● **Written problem**: Set down every record once more, exactly as given.

● **Records supplied**:

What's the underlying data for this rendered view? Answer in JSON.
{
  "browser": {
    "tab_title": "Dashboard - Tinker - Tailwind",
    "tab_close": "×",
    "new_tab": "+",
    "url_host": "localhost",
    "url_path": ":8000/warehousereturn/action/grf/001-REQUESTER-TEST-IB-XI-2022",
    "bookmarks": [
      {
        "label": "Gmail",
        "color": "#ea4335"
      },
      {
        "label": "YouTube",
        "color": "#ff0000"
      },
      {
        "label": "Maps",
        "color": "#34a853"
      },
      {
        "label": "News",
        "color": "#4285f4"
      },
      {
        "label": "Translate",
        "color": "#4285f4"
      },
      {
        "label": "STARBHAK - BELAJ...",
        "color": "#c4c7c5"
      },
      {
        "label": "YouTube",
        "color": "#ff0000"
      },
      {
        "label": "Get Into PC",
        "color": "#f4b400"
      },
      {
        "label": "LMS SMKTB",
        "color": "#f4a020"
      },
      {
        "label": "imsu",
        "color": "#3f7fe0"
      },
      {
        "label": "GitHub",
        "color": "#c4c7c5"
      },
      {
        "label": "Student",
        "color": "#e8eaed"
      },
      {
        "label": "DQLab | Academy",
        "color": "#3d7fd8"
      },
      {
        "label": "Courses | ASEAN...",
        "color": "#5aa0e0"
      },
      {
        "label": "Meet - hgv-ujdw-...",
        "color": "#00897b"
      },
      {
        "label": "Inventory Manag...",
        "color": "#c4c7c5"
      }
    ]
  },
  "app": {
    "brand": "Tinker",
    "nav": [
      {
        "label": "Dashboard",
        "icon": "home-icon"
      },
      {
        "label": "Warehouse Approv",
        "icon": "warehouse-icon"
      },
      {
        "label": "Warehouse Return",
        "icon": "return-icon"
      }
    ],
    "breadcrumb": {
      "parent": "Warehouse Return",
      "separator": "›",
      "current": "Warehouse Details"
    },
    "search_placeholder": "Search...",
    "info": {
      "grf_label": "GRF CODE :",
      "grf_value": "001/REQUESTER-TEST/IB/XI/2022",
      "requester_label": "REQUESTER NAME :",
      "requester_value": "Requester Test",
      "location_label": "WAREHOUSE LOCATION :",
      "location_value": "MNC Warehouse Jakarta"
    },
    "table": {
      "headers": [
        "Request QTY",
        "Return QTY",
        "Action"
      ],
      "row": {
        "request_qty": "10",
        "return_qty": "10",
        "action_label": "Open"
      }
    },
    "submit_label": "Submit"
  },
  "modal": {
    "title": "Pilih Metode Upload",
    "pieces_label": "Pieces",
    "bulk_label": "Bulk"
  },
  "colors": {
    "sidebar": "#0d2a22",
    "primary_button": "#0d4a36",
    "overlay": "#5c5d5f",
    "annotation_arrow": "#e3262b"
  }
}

● **Expected answer**:
What's the underlying data for this rendered view? Answer in JSON.
{
  "browser": {
    "tab_title": "Dashboard - Tinker - Tailwind",
    "tab_close": "×",
    "new_tab": "+",
    "url_host": "localhost",
    "url_path": ":8000/warehousereturn/action/grf/001-REQUESTER-TEST-IB-XI-2022",
    "bookmarks": [
      {
        "label": "Gmail",
        "color": "#ea4335"
      },
      {
        "label": "YouTube",
        "color": "#ff0000"
      },
      {
        "label": "Maps",
        "color": "#34a853"
      },
      {
        "label": "News",
        "color": "#4285f4"
      },
      {
        "label": "Translate",
        "color": "#4285f4"
      },
      {
        "label": "STARBHAK - BELAJ...",
        "color": "#c4c7c5"
      },
      {
        "label": "YouTube",
        "color": "#ff0000"
      },
      {
        "label": "Get Into PC",
        "color": "#f4b400"
      },
      {
        "label": "LMS SMKTB",
        "color": "#f4a020"
      },
      {
        "label": "imsu",
        "color": "#3f7fe0"
      },
      {
        "label": "GitHub",
        "color": "#c4c7c5"
      },
      {
        "label": "Student",
        "color": "#e8eaed"
      },
      {
        "label": "DQLab | Academy",
        "color": "#3d7fd8"
      },
      {
        "label": "Courses | ASEAN...",
        "color": "#5aa0e0"
      },
      {
        "label": "Meet - hgv-ujdw-...",
        "color": "#00897b"
      },
      {
        "label": "Inventory Manag...",
        "color": "#c4c7c5"
      }
    ]
  },
  "app": {
    "brand": "Tinker",
    "nav": [
      {
        "label": "Dashboard",
        "icon": "home-icon"
      },
      {
        "label": "Warehouse Approv",
        "icon": "warehouse-icon"
      },
      {
        "label": "Warehouse Return",
        "icon": "return-icon"
      }
    ],
    "breadcrumb": {
      "parent": "Warehouse Return",
      "separator": "›",
      "current": "Warehouse Details"
    },
    "search_placeholder": "Search...",
    "info": {
      "grf_label": "GRF CODE :",
      "grf_value": "001/REQUESTER-TEST/IB/XI/2022",
      "requester_label": "REQUESTER NAME :",
      "requester_value": "Requester Test",
      "location_label": "WAREHOUSE LOCATION :",
      "location_value": "MNC Warehouse Jakarta"
    },
    "table": {
      "headers": [
        "Request QTY",
        "Return QTY",
        "Action"
      ],
      "row": {
        "request_qty": "10",
        "return_qty": "10",
        "action_label": "Open"
      }
    },
    "submit_label": "Submit"
  },
  "modal": {
    "title": "Pilih Metode Upload",
    "pieces_label": "Pieces",
    "bulk_label": "Bulk"
  },
  "colors": {
    "sidebar": "#0d2a22",
    "primary_button": "#0d4a36",
    "overlay": "#5c5d5f",
    "annotation_arrow": "#e3262b"
  }
}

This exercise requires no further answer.